[Extracted data entries]

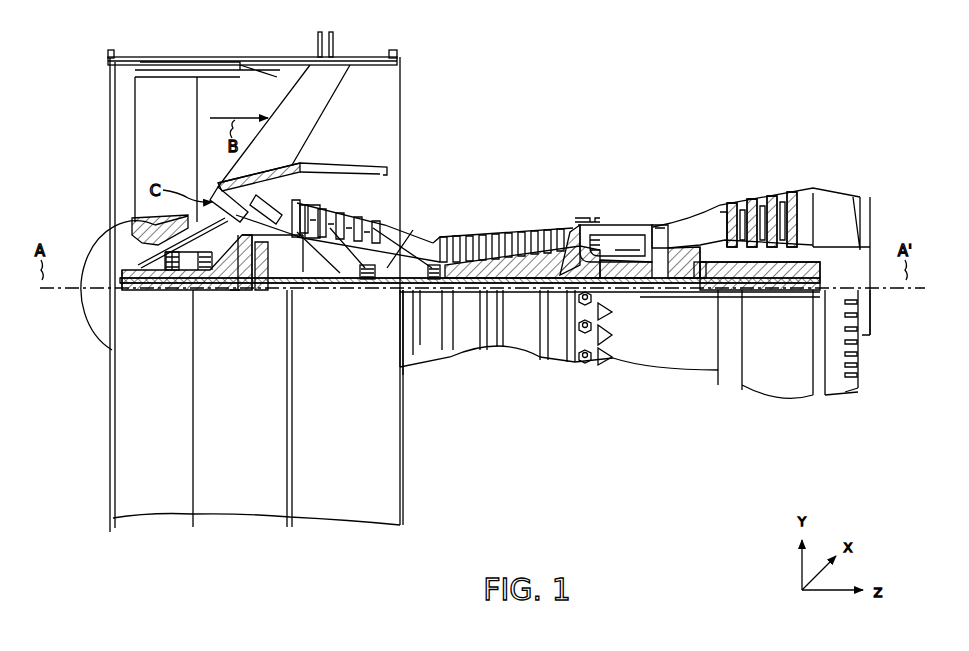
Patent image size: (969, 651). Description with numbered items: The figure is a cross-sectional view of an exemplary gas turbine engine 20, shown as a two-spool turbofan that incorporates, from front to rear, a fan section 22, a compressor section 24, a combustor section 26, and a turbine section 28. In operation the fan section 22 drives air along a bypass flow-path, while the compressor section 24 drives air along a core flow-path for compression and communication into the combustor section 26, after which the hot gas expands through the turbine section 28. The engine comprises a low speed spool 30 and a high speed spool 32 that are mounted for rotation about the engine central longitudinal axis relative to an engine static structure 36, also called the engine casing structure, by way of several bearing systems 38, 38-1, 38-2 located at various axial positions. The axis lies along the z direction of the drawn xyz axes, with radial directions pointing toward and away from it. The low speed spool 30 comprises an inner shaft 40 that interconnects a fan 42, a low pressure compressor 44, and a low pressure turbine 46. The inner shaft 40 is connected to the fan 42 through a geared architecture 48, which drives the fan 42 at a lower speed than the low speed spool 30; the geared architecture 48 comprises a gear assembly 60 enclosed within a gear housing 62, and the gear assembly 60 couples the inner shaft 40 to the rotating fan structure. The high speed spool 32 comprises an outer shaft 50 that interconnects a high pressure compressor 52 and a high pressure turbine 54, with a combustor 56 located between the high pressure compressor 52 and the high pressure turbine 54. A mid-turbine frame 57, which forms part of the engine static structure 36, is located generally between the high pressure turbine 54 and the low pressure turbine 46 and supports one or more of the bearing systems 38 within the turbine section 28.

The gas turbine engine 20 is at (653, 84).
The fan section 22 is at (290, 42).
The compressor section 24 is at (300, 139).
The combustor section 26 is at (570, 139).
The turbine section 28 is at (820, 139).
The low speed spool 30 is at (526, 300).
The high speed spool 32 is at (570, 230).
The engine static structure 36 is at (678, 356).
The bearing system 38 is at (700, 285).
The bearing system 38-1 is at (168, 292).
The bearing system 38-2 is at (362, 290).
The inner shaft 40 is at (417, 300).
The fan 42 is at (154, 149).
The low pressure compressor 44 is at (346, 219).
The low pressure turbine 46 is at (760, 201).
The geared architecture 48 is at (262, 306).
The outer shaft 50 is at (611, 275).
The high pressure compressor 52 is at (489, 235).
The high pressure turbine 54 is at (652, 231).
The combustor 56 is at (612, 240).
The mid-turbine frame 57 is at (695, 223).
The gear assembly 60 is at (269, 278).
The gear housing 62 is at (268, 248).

Your instructions: Report how many lines of the records contain the string "pressure", counting only matches in the same case, and give only the number.

Solved exercise: 5